→ PROVIDED RECORDS
####################
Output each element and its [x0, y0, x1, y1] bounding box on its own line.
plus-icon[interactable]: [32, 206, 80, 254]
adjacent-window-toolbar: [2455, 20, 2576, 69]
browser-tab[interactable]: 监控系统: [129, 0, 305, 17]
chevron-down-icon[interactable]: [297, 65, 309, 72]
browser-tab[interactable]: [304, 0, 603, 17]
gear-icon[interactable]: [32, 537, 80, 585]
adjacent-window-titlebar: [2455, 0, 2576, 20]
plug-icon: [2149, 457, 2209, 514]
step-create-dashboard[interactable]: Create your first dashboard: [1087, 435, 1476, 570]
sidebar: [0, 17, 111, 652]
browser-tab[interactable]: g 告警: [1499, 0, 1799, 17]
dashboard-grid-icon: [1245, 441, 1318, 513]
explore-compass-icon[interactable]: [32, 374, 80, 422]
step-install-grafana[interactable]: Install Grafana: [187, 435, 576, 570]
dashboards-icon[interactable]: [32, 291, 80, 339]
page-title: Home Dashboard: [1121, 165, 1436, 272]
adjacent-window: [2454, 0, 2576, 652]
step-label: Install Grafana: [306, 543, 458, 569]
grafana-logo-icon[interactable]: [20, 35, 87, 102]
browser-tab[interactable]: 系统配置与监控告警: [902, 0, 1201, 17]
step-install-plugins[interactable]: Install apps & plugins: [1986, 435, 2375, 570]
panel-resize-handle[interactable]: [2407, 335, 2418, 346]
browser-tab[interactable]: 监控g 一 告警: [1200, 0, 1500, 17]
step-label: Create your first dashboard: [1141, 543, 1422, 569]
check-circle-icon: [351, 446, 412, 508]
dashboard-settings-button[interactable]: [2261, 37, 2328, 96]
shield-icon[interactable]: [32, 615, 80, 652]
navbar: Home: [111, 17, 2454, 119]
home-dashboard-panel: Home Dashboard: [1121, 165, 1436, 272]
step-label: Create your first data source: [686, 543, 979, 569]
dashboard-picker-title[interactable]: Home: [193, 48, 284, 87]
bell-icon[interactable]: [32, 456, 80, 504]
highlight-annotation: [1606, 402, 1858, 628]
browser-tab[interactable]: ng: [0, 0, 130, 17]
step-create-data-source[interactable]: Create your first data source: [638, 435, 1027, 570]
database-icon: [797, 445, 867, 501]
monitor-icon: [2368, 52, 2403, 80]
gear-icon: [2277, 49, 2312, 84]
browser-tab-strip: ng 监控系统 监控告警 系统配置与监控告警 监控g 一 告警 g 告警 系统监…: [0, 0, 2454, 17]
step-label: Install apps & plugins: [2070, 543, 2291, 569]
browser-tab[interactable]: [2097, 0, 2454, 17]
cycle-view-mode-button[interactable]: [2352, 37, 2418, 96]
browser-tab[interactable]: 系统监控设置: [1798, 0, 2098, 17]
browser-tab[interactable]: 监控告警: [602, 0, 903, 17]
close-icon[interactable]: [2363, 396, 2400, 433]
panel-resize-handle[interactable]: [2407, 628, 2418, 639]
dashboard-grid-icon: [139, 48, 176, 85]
####################
Convert the rows, from the start through the line containing "step-label: Install Grafana: [306, 543, 458, 569]", into a numbered list and leave out any blank lines.

1. Output each element and its [x0, y0, x1, y1] bounding box on its own line.
2. plus-icon[interactable]: [32, 206, 80, 254]
3. adjacent-window-toolbar: [2455, 20, 2576, 69]
4. browser-tab[interactable]: 监控系统: [129, 0, 305, 17]
5. chevron-down-icon[interactable]: [297, 65, 309, 72]
6. browser-tab[interactable]: [304, 0, 603, 17]
7. gear-icon[interactable]: [32, 537, 80, 585]
8. adjacent-window-titlebar: [2455, 0, 2576, 20]
9. plug-icon: [2149, 457, 2209, 514]
10. step-create-dashboard[interactable]: Create your first dashboard: [1087, 435, 1476, 570]
11. sidebar: [0, 17, 111, 652]
12. browser-tab[interactable]: g 告警: [1499, 0, 1799, 17]
13. dashboard-grid-icon: [1245, 441, 1318, 513]
14. explore-compass-icon[interactable]: [32, 374, 80, 422]
15. step-install-grafana[interactable]: Install Grafana: [187, 435, 576, 570]
16. dashboards-icon[interactable]: [32, 291, 80, 339]
17. page-title: Home Dashboard: [1121, 165, 1436, 272]
18. adjacent-window: [2454, 0, 2576, 652]
19. step-label: Install Grafana: [306, 543, 458, 569]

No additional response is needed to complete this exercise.